● WHAT THE EXERCISE ASKS
Write out all lines holding the word "JSON".

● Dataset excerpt
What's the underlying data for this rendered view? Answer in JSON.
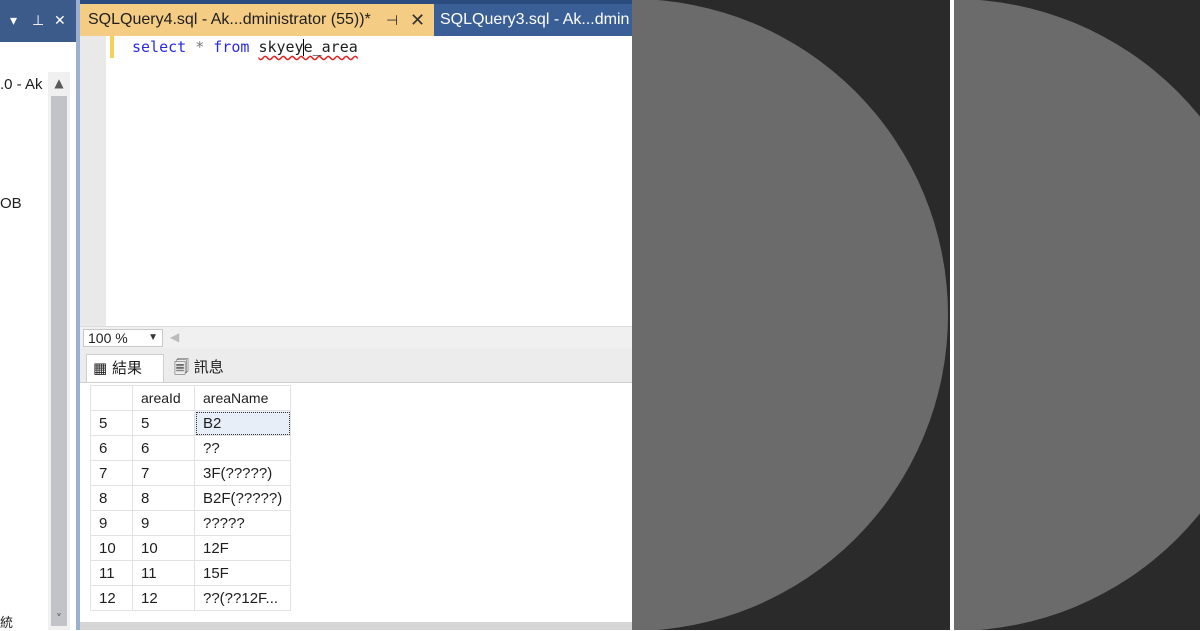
{
  "object_explorer": {
    "header_icons": [
      "chevron-down-icon",
      "pin-icon",
      "close-icon"
    ],
    "nodes": [
      ".0 - Ak",
      "OB"
    ],
    "bottom_node": "統"
  },
  "editor": {
    "active_tab": "SQLQuery4.sql - Ak...dministrator (55))*",
    "inactive_tab": "SQLQuery3.sql - Ak...dmin",
    "query": {
      "kw_select": "select",
      "star": "*",
      "kw_from": "from",
      "table_part1": "skyey",
      "table_part2": "e_area"
    },
    "zoom": "100 %"
  },
  "results": {
    "tabs": [
      "結果",
      "訊息"
    ],
    "columns": [
      "",
      "areaId",
      "areaName"
    ],
    "rows": [
      [
        "5",
        "5",
        "B2"
      ],
      [
        "6",
        "6",
        "??"
      ],
      [
        "7",
        "7",
        "3F(?????)"
      ],
      [
        "8",
        "8",
        "B2F(?????)"
      ],
      [
        "9",
        "9",
        "?????"
      ],
      [
        "10",
        "10",
        "12F"
      ],
      [
        "11",
        "11",
        "15F"
      ],
      [
        "12",
        "12",
        "??(??12F..."
      ]
    ]
  },
  "colors": {
    "tab_active": "#f5cc84",
    "tab_bar": "#2b4c7e",
    "keyword": "#2a2ae6",
    "deco_background": "#2a2a2a",
    "deco_circle": "#6b6b6b"
  }
}
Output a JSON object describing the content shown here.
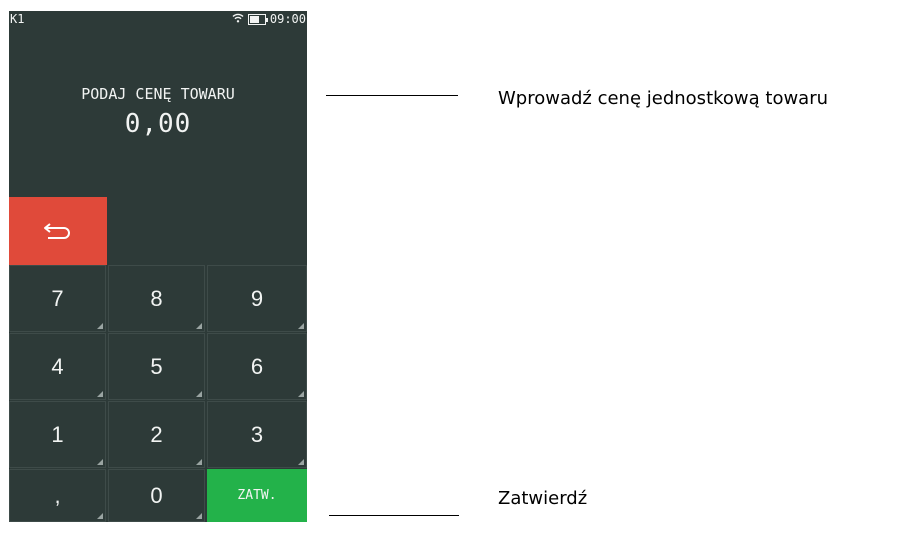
{
  "status": {
    "left_label": "K1",
    "time": "09:00"
  },
  "screen": {
    "prompt": "PODAJ CENĘ TOWARU",
    "amount": "0,00"
  },
  "keypad": {
    "rows": [
      [
        "7",
        "8",
        "9"
      ],
      [
        "4",
        "5",
        "6"
      ],
      [
        "1",
        "2",
        "3"
      ],
      [
        ",",
        "0",
        "ZATW."
      ]
    ]
  },
  "annotations": {
    "top": "Wprowadź cenę jednostkową towaru",
    "bottom": "Zatwierdź"
  },
  "colors": {
    "screen_bg": "#2d3a38",
    "back_button": "#e04a3a",
    "confirm_button": "#23b24a"
  }
}
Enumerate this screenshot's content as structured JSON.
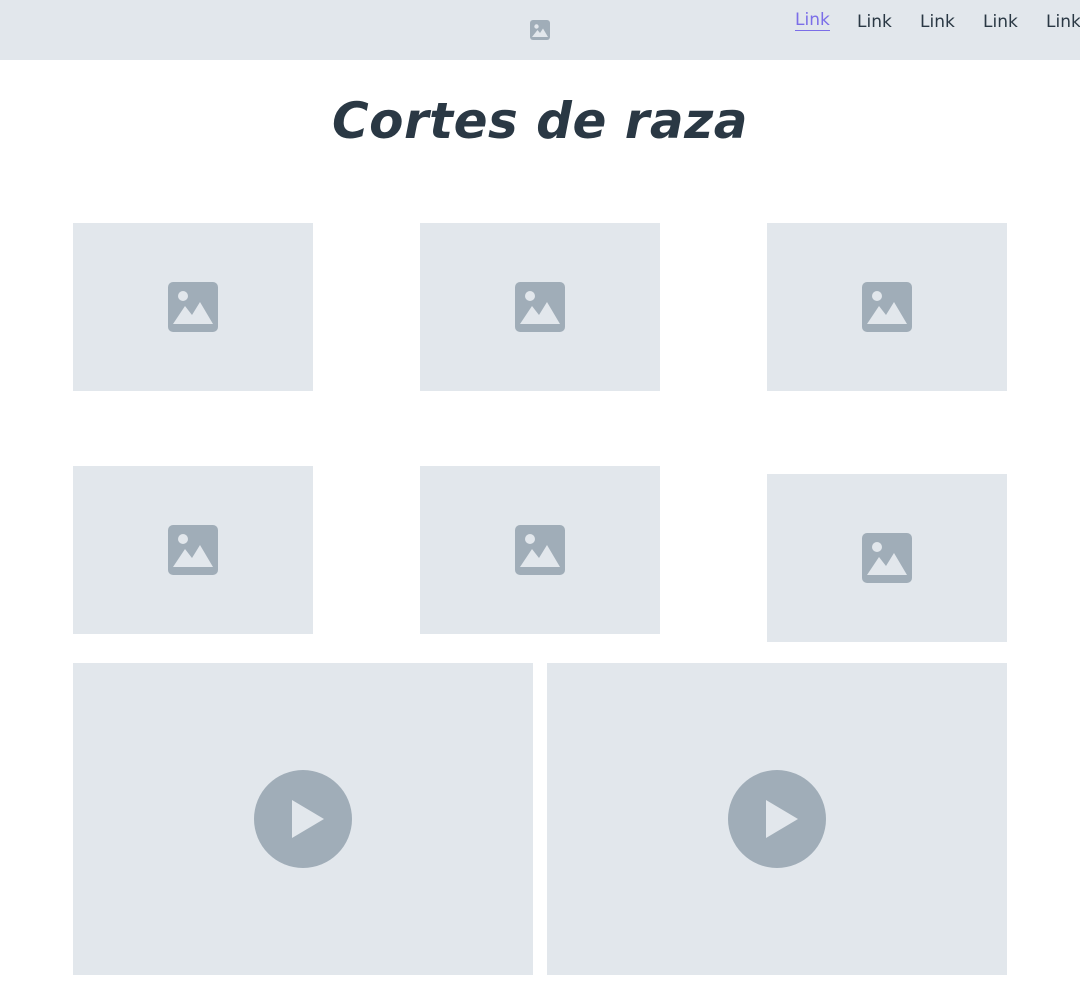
{
  "nav": {
    "logo_icon": "image-icon",
    "links": [
      "Link",
      "Link",
      "Link",
      "Link",
      "Link"
    ],
    "active_index": 0,
    "active_color": "#7b6ee8"
  },
  "page": {
    "title": "Cortes de raza"
  },
  "gallery": {
    "images": [
      {
        "icon": "image-placeholder-icon"
      },
      {
        "icon": "image-placeholder-icon"
      },
      {
        "icon": "image-placeholder-icon"
      },
      {
        "icon": "image-placeholder-icon"
      },
      {
        "icon": "image-placeholder-icon"
      },
      {
        "icon": "image-placeholder-icon"
      }
    ],
    "videos": [
      {
        "icon": "play-icon"
      },
      {
        "icon": "play-icon"
      }
    ]
  },
  "colors": {
    "placeholder_bg": "#e2e7ec",
    "placeholder_icon": "#a0adb8",
    "text": "#2a3844"
  }
}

● OUTPUT OF THE TASK
What's the underlying data for this rendered view? Answer in JSON.
Output a JSON object describing the content shown here.
Enumerate this screenshot's content as structured JSON.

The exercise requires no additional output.